# [YOUR INSTRUCTIONS]
Copy each line that contains the string "trainer".

# [RECORDS FOR THE TASK]
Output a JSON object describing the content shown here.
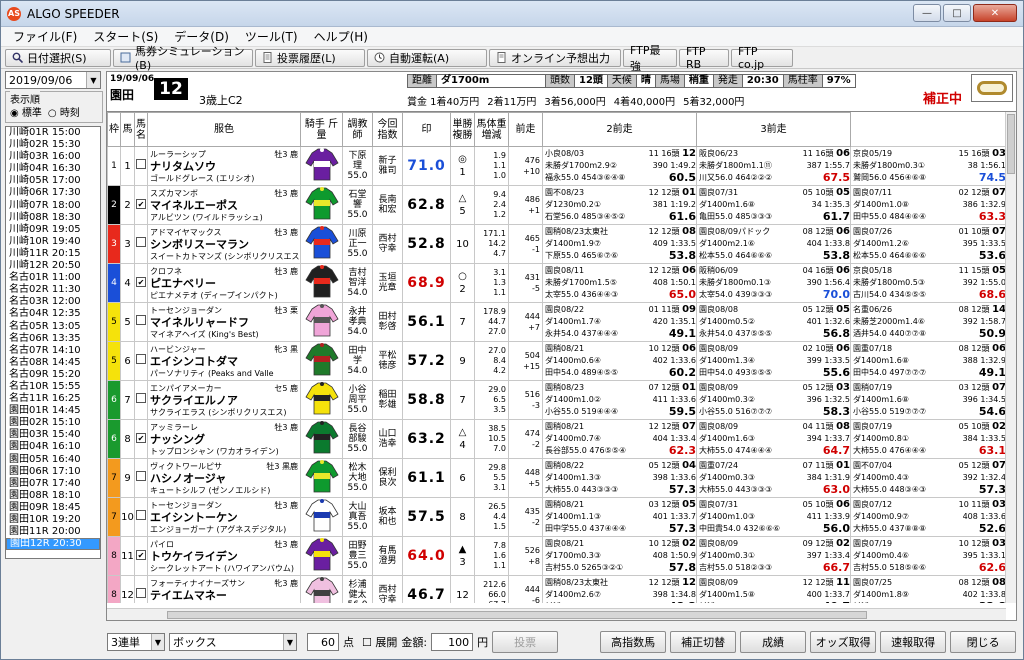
{
  "window": {
    "title": "ALGO SPEEDER"
  },
  "menu": [
    "ファイル(F)",
    "スタート(S)",
    "データ(D)",
    "ツール(T)",
    "ヘルプ(H)"
  ],
  "toolbar": [
    "日付選択(S)",
    "馬券シミュレーション(B)",
    "投票履歴(L)",
    "自動運転(A)",
    "オンライン予想出力",
    "FTP最強",
    "FTP RB",
    "FTP co.jp"
  ],
  "left": {
    "date": "2019/09/06",
    "order_label": "表示順",
    "order_opts": [
      "標準",
      "時刻"
    ],
    "races": [
      "川崎01R 15:00",
      "川崎02R 15:30",
      "川崎03R 16:00",
      "川崎04R 16:30",
      "川崎05R 17:00",
      "川崎06R 17:30",
      "川崎07R 18:00",
      "川崎08R 18:30",
      "川崎09R 19:05",
      "川崎10R 19:40",
      "川崎11R 20:15",
      "川崎12R 20:50",
      "名古01R 11:00",
      "名古02R 11:30",
      "名古03R 12:00",
      "名古04R 12:35",
      "名古05R 13:05",
      "名古06R 13:35",
      "名古07R 14:10",
      "名古08R 14:45",
      "名古09R 15:20",
      "名古10R 15:55",
      "名古11R 16:25",
      "園田01R 14:45",
      "園田02R 15:10",
      "園田03R 15:40",
      "園田04R 16:10",
      "園田05R 16:40",
      "園田06R 17:10",
      "園田07R 17:40",
      "園田08R 18:10",
      "園田09R 18:45",
      "園田10R 19:20",
      "園田11R 20:00",
      "園田12R 20:30"
    ],
    "selected_race": "園田12R 20:30"
  },
  "race": {
    "date": "19/09/06",
    "track": "園田",
    "num": "12",
    "cls": "3歳上C2",
    "hosei": "補正中",
    "cond": [
      [
        "距離",
        "ダ1700m"
      ],
      [
        "頭数",
        "12頭"
      ],
      [
        "天候",
        "晴"
      ],
      [
        "馬場",
        "稍重"
      ],
      [
        "発走",
        "20:30"
      ],
      [
        "馬柱率",
        "97%"
      ]
    ],
    "prize": [
      "賞金 1着40万円",
      "2着11万円",
      "3着56,000円",
      "4着40,000円",
      "5着32,000円"
    ]
  },
  "headers": [
    "枠",
    "馬",
    "馬　　名",
    "服色",
    "騎手 斤量",
    "調教師",
    "今回指数",
    "印",
    "単勝 複勝",
    "馬体重 増減",
    "前走",
    "2前走",
    "3前走"
  ],
  "horses": [
    {
      "waku": "1",
      "num": "1",
      "chk": "",
      "sire": "ルーラーシップ",
      "sex": "牡3",
      "col": "鹿",
      "name": "ナリタムソウ",
      "dam": "ゴールドグレース (エリシオ)",
      "jockey": "下原 理",
      "kin": "55.0",
      "trainer": "新子 雅司",
      "idx": "71.0",
      "mark": "◎",
      "pop": "1",
      "odds1": "1.9",
      "odds2": "1.1",
      "odds3": "1.0",
      "wt": "476",
      "wd": "+10",
      "p": [
        [
          "小良08/03",
          "11 16頭",
          "12",
          "未勝ダ1700m2.9②",
          "390 1:49.2",
          "福永55.0 454③⑥④⑧",
          "60.5"
        ],
        [
          "阪良06/23",
          "11 16頭",
          "06",
          "未勝ダ1800m1.1⑪",
          "387 1:55.7",
          "川又56.0 464②②②",
          "67.5"
        ],
        [
          "京良05/19",
          "15 16頭",
          "03",
          "未勝ダ1800m0.3①",
          "38 1:56.1",
          "鷲岡56.0 456④⑥⑧",
          "74.5"
        ]
      ]
    },
    {
      "waku": "2",
      "num": "2",
      "chk": "✔",
      "sire": "スズカマンボ",
      "sex": "牡3",
      "col": "鹿",
      "name": "マイネルエーポス",
      "dam": "アルビツン (ワイルドラッシュ)",
      "jockey": "石堂 響",
      "kin": "55.0",
      "trainer": "長南 和宏",
      "idx": "62.8",
      "mark": "△",
      "pop": "5",
      "odds1": "9.4",
      "odds2": "2.4",
      "odds3": "1.2",
      "wt": "486",
      "wd": "+1",
      "p": [
        [
          "園不08/23",
          "12 12頭",
          "01",
          "ダ1230m0.2①",
          "381 1:19.2",
          "石堂56.0 485③④⑤②",
          "61.6"
        ],
        [
          "園良07/31",
          "05 10頭",
          "05",
          "ダ1400m1.6⑧",
          "34 1:35.3",
          "亀田55.0 485③③③",
          "61.7"
        ],
        [
          "園良07/11",
          "02 12頭",
          "07",
          "ダ1400m1.0⑧",
          "386 1:32.9",
          "田中55.0 484④⑥④",
          "63.3"
        ]
      ]
    },
    {
      "waku": "3",
      "num": "3",
      "chk": "",
      "sire": "アドマイヤマックス",
      "sex": "牡3",
      "col": "鹿",
      "name": "シンボリスーマラン",
      "dam": "スイートカトマンズ (シンボリクリスエス)",
      "jockey": "川原 正一",
      "kin": "55.0",
      "trainer": "西村 守幸",
      "idx": "52.8",
      "mark": "",
      "pop": "10",
      "odds1": "171.1",
      "odds2": "14.2",
      "odds3": "4.7",
      "wt": "465",
      "wd": "-1",
      "p": [
        [
          "園稍08/23太東社",
          "12 12頭",
          "08",
          "ダ1400m1.9⑦",
          "409 1:33.5",
          "下原55.0 465⑥⑦⑥",
          "53.8"
        ],
        [
          "園良08/09パドック",
          "08 12頭",
          "06",
          "ダ1400m2.1⑥",
          "404 1:33.8",
          "松本55.0 464⑥⑥⑥",
          "53.8"
        ],
        [
          "園良07/26",
          "01 10頭",
          "07",
          "ダ1400m1.2⑥",
          "395 1:33.5",
          "松本55.0 464⑥⑥⑥",
          "53.6"
        ]
      ]
    },
    {
      "waku": "4",
      "num": "4",
      "chk": "✔",
      "sire": "クロフネ",
      "sex": "牡3",
      "col": "鹿",
      "name": "ピエナベリー",
      "dam": "ピエナメテオ (ディープインパクト)",
      "jockey": "吉村 智洋",
      "kin": "54.0",
      "trainer": "玉垣 光章",
      "idx": "68.9",
      "mark": "○",
      "pop": "2",
      "odds1": "3.1",
      "odds2": "1.3",
      "odds3": "1.1",
      "wt": "431",
      "wd": "-5",
      "p": [
        [
          "園良08/11",
          "12 12頭",
          "06",
          "未勝ダ1700m1.5⑤",
          "408 1:50.1",
          "太宰55.0 436④④③",
          "65.0"
        ],
        [
          "阪稍06/09",
          "04 16頭",
          "06",
          "未勝ダ1800m0.1③",
          "390 1:56.4",
          "太宰54.0 439③③③",
          "70.0"
        ],
        [
          "京良05/18",
          "11 15頭",
          "05",
          "未勝ダ1800m0.5③",
          "392 1:55.0",
          "古川54.0 434⑤⑤⑤",
          "68.6"
        ]
      ]
    },
    {
      "waku": "5",
      "num": "5",
      "chk": "",
      "sire": "トーセンジョーダン",
      "sex": "牡3",
      "col": "栗",
      "name": "マイネルリャードフ",
      "dam": "マイネアヘイズ (King's Best)",
      "jockey": "永井 孝典",
      "kin": "54.0",
      "trainer": "田村 彰啓",
      "idx": "56.1",
      "mark": "",
      "pop": "7",
      "odds1": "178.9",
      "odds2": "44.7",
      "odds3": "27.0",
      "wt": "444",
      "wd": "+7",
      "p": [
        [
          "園良08/22",
          "01 11頭",
          "09",
          "ダ1400m1.7④",
          "420 1:35.1",
          "永井54.0 437④④④",
          "49.1"
        ],
        [
          "園良08/08",
          "05 12頭",
          "05",
          "ダ1400m0.5②",
          "401 1:32.6",
          "永井54.0 437⑤⑤⑤",
          "56.8"
        ],
        [
          "名重06/26",
          "08 12頭",
          "14",
          "未勝芝2000m1.4⑥",
          "392 1:58.7",
          "酒井54.0 440⑦⑦⑧",
          "50.9"
        ]
      ]
    },
    {
      "waku": "5",
      "num": "6",
      "chk": "",
      "sire": "ハービンジャー",
      "sex": "牝3",
      "col": "黒",
      "name": "エイシンコトダマ",
      "dam": "パーソナリティ (Peaks and Valle",
      "jockey": "田中 学",
      "kin": "54.0",
      "trainer": "平松 徳彦",
      "idx": "57.2",
      "mark": "",
      "pop": "9",
      "odds1": "27.0",
      "odds2": "8.4",
      "odds3": "4.2",
      "wt": "504",
      "wd": "+15",
      "p": [
        [
          "園稍08/21",
          "10 12頭",
          "06",
          "ダ1400m0.6④",
          "402 1:33.6",
          "田中54.0 489④⑤⑤",
          "60.2"
        ],
        [
          "園良08/09",
          "02 10頭",
          "06",
          "ダ1400m1.3④",
          "399 1:33.5",
          "田中54.0 493⑤⑤⑤",
          "55.6"
        ],
        [
          "園重07/18",
          "08 12頭",
          "06",
          "ダ1400m1.6⑧",
          "388 1:32.9",
          "田中54.0 497⑦⑦⑦",
          "49.1"
        ]
      ]
    },
    {
      "waku": "6",
      "num": "7",
      "chk": "",
      "sire": "エンパイアメーカー",
      "sex": "セ5",
      "col": "鹿",
      "name": "サクライエルノア",
      "dam": "サクライエラス (シンボリクリスエス)",
      "jockey": "小谷 周平",
      "kin": "55.0",
      "trainer": "稲田 彰雄",
      "idx": "58.8",
      "mark": "",
      "pop": "7",
      "odds1": "29.0",
      "odds2": "6.5",
      "odds3": "3.5",
      "wt": "516",
      "wd": "-3",
      "p": [
        [
          "園稍08/23",
          "07 12頭",
          "01",
          "ダ1400m1.0②",
          "411 1:33.6",
          "小谷55.0 519④④④",
          "59.5"
        ],
        [
          "園良08/09",
          "05 12頭",
          "03",
          "ダ1400m0.3②",
          "396 1:32.5",
          "小谷55.0 516⑦⑦⑦",
          "58.3"
        ],
        [
          "園稍07/19",
          "03 12頭",
          "07",
          "ダ1400m1.6⑧",
          "396 1:34.5",
          "小谷55.0 519⑦⑦⑦",
          "54.6"
        ]
      ]
    },
    {
      "waku": "6",
      "num": "8",
      "chk": "✔",
      "sire": "アッミラーレ",
      "sex": "牡3",
      "col": "鹿",
      "name": "ナッシング",
      "dam": "トップロンシャン (ワカオライデン)",
      "jockey": "長谷 部駿",
      "kin": "55.0",
      "trainer": "山口 浩幸",
      "idx": "63.2",
      "mark": "△",
      "pop": "4",
      "odds1": "38.5",
      "odds2": "10.5",
      "odds3": "7.0",
      "wt": "474",
      "wd": "-2",
      "p": [
        [
          "園稍08/21",
          "12 12頭",
          "07",
          "ダ1400m0.7④",
          "404 1:33.4",
          "長谷部55.0 476⑤⑤④",
          "62.3"
        ],
        [
          "園良08/09",
          "04 11頭",
          "08",
          "ダ1400m1.6③",
          "394 1:33.7",
          "大柿55.0 474④④④",
          "64.7"
        ],
        [
          "園良07/19",
          "05 10頭",
          "02",
          "ダ1400m0.8①",
          "384 1:33.5",
          "大柿55.0 476④④④",
          "63.1"
        ]
      ]
    },
    {
      "waku": "7",
      "num": "9",
      "chk": "",
      "sire": "ヴィクトワールピサ",
      "sex": "牡3",
      "col": "黒鹿",
      "name": "ハシノオージャ",
      "dam": "キュートシルフ (ゼンノエルシド)",
      "jockey": "松木 大地",
      "kin": "55.0",
      "trainer": "保利 良次",
      "idx": "61.1",
      "mark": "",
      "pop": "6",
      "odds1": "29.8",
      "odds2": "5.5",
      "odds3": "3.1",
      "wt": "448",
      "wd": "+5",
      "p": [
        [
          "園稍08/22",
          "05 12頭",
          "04",
          "ダ1400m1.3③",
          "398 1:33.6",
          "大柿55.0 443③③③",
          "57.3"
        ],
        [
          "園重07/24",
          "07 11頭",
          "01",
          "ダ1400m0.3③",
          "384 1:31.9",
          "大柿55.0 443③③③",
          "63.0"
        ],
        [
          "園不07/04",
          "05 12頭",
          "07",
          "ダ1400m0.4③",
          "392 1:32.4",
          "大柿55.0 448③④③",
          "57.3"
        ]
      ]
    },
    {
      "waku": "7",
      "num": "10",
      "chk": "",
      "sire": "トーセンジョーダン",
      "sex": "牡3",
      "col": "鹿",
      "name": "エイシントーケン",
      "dam": "エンジョーガーナ (アグネスデジタル)",
      "jockey": "大山 真吾",
      "kin": "55.0",
      "trainer": "坂本 和也",
      "idx": "57.5",
      "mark": "",
      "pop": "8",
      "odds1": "26.5",
      "odds2": "4.4",
      "odds3": "1.5",
      "wt": "435",
      "wd": "-2",
      "p": [
        [
          "園稍08/21",
          "03 12頭",
          "05",
          "ダ1400m1.1③",
          "401 1:33.7",
          "田中学55.0 437④④④",
          "57.3"
        ],
        [
          "園良07/31",
          "05 10頭",
          "06",
          "ダ1400m1.0③",
          "411 1:33.9",
          "中田貴54.0 432⑥⑥⑥",
          "56.0"
        ],
        [
          "園良07/12",
          "10 11頭",
          "03",
          "ダ1400m0.9⑦",
          "408 1:33.6",
          "大柿55.0 437⑧⑧⑧",
          "52.6"
        ]
      ]
    },
    {
      "waku": "8",
      "num": "11",
      "chk": "✔",
      "sire": "パイロ",
      "sex": "牡3",
      "col": "鹿",
      "name": "トウケイライデン",
      "dam": "シークレットアート (ハワイアンバウム)",
      "jockey": "田野 豊三",
      "kin": "55.0",
      "trainer": "有馬 澄男",
      "idx": "64.0",
      "mark": "▲",
      "pop": "3",
      "odds1": "7.8",
      "odds2": "1.6",
      "odds3": "1.1",
      "wt": "526",
      "wd": "+8",
      "p": [
        [
          "園良08/21",
          "10 12頭",
          "02",
          "ダ1700m0.3③",
          "408 1:50.9",
          "吉村55.0 5265③②①",
          "57.8"
        ],
        [
          "園良08/09",
          "09 12頭",
          "02",
          "ダ1400m0.3①",
          "397 1:33.4",
          "吉村55.0 518②③③",
          "66.7"
        ],
        [
          "園良07/19",
          "10 12頭",
          "03",
          "ダ1400m0.4⑥",
          "395 1:33.1",
          "吉村55.0 518⑤⑥⑥",
          "62.6"
        ]
      ]
    },
    {
      "waku": "8",
      "num": "12",
      "chk": "",
      "sire": "フォーティナイナーズサン",
      "sex": "牝3",
      "col": "鹿",
      "name": "テイエムマネー",
      "dam": "エンジェルステージ (タニノギムレット)",
      "jockey": "杉浦 健太",
      "kin": "56.0",
      "trainer": "西村 守幸",
      "idx": "46.7",
      "mark": "",
      "pop": "12",
      "odds1": "212.6",
      "odds2": "66.0",
      "odds3": "67.7",
      "wt": "444",
      "wd": "-6",
      "p": [
        [
          "園稍08/23太東社",
          "12 12頭",
          "12",
          "ダ1400m2.6⑦",
          "398 1:34.8",
          "杉浦56.0 448⑨⑨⑨",
          "48.3"
        ],
        [
          "園良08/09",
          "12 12頭",
          "11",
          "ダ1400m1.5⑧",
          "400 1:33.7",
          "杉浦56.0 450⑧⑧⑧",
          "49.7"
        ],
        [
          "園良07/25",
          "08 12頭",
          "08",
          "ダ1400m1.8⑨",
          "402 1:33.8",
          "杉浦56.0 450⑧⑧⑧",
          "32.8"
        ]
      ]
    }
  ],
  "bottom": {
    "bet": "3連単",
    "mode": "ボックス",
    "pts": "60",
    "pts_unit": "点",
    "expand": "展開",
    "amount_label": "金額:",
    "amount": "100",
    "yen": "円",
    "vote": "投票",
    "btns": [
      "高指数馬",
      "補正切替",
      "成績",
      "オッズ取得",
      "速報取得",
      "閉じる"
    ]
  },
  "colors": {
    "waku": [
      "#ffffff",
      "#000000",
      "#e8291c",
      "#1a4fd8",
      "#f5e20b",
      "#1a9a2e",
      "#f39a1e",
      "#f3a7c5"
    ],
    "accent": "#3399ff",
    "red": "#d00000",
    "blue": "#1a4fd8"
  }
}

# [RESPONSE FOR THIS EXERCISE]
      "trainer": "新子 雅司",
      "trainer": "長南 和宏",
      "trainer": "西村 守幸",
      "trainer": "玉垣 光章",
      "trainer": "田村 彰啓",
      "trainer": "平松 徳彦",
      "trainer": "稲田 彰雄",
      "trainer": "山口 浩幸",
      "trainer": "保利 良次",
      "trainer": "坂本 和也",
      "trainer": "有馬 澄男",
      "trainer": "西村 守幸",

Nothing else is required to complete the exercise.